Given exercise: Emit the entire listing verbatim.
# START OF Supplied data
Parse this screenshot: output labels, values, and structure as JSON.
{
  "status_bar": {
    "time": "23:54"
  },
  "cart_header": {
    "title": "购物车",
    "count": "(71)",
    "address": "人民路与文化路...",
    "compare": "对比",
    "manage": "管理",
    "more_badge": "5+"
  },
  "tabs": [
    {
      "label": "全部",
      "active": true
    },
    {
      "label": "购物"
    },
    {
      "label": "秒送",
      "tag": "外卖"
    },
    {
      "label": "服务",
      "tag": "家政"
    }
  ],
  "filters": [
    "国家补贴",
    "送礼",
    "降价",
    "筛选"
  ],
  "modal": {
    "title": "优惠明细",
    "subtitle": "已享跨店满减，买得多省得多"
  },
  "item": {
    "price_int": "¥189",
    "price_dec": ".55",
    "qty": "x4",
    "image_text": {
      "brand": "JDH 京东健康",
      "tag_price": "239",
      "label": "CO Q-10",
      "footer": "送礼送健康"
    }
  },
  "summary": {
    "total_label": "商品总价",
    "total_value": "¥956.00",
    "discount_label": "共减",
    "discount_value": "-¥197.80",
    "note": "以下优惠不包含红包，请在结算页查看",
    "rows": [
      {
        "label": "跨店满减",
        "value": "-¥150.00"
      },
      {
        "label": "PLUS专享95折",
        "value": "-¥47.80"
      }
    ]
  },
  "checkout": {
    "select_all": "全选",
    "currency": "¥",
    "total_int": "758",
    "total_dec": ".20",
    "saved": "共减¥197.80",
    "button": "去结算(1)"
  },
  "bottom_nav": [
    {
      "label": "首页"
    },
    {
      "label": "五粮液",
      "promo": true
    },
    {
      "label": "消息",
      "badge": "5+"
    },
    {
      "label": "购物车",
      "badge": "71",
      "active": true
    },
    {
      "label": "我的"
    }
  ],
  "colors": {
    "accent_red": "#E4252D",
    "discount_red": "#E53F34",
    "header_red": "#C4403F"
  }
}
# END OF Supplied data
Exercise result:
Parse this screenshot: output labels, values, and structure as JSON.
{
  "status_bar": {
    "time": "23:54"
  },
  "cart_header": {
    "title": "购物车",
    "count": "(71)",
    "address": "人民路与文化路...",
    "compare": "对比",
    "manage": "管理",
    "more_badge": "5+"
  },
  "tabs": [
    {
      "label": "全部",
      "active": true
    },
    {
      "label": "购物"
    },
    {
      "label": "秒送",
      "tag": "外卖"
    },
    {
      "label": "服务",
      "tag": "家政"
    }
  ],
  "filters": [
    "国家补贴",
    "送礼",
    "降价",
    "筛选"
  ],
  "modal": {
    "title": "优惠明细",
    "subtitle": "已享跨店满减，买得多省得多"
  },
  "item": {
    "price_int": "¥189",
    "price_dec": ".55",
    "qty": "x4",
    "image_text": {
      "brand": "JDH 京东健康",
      "tag_price": "239",
      "label": "CO Q-10",
      "footer": "送礼送健康"
    }
  },
  "summary": {
    "total_label": "商品总价",
    "total_value": "¥956.00",
    "discount_label": "共减",
    "discount_value": "-¥197.80",
    "note": "以下优惠不包含红包，请在结算页查看",
    "rows": [
      {
        "label": "跨店满减",
        "value": "-¥150.00"
      },
      {
        "label": "PLUS专享95折",
        "value": "-¥47.80"
      }
    ]
  },
  "checkout": {
    "select_all": "全选",
    "currency": "¥",
    "total_int": "758",
    "total_dec": ".20",
    "saved": "共减¥197.80",
    "button": "去结算(1)"
  },
  "bottom_nav": [
    {
      "label": "首页"
    },
    {
      "label": "五粮液",
      "promo": true
    },
    {
      "label": "消息",
      "badge": "5+"
    },
    {
      "label": "购物车",
      "badge": "71",
      "active": true
    },
    {
      "label": "我的"
    }
  ],
  "colors": {
    "accent_red": "#E4252D",
    "discount_red": "#E53F34",
    "header_red": "#C4403F"
  }
}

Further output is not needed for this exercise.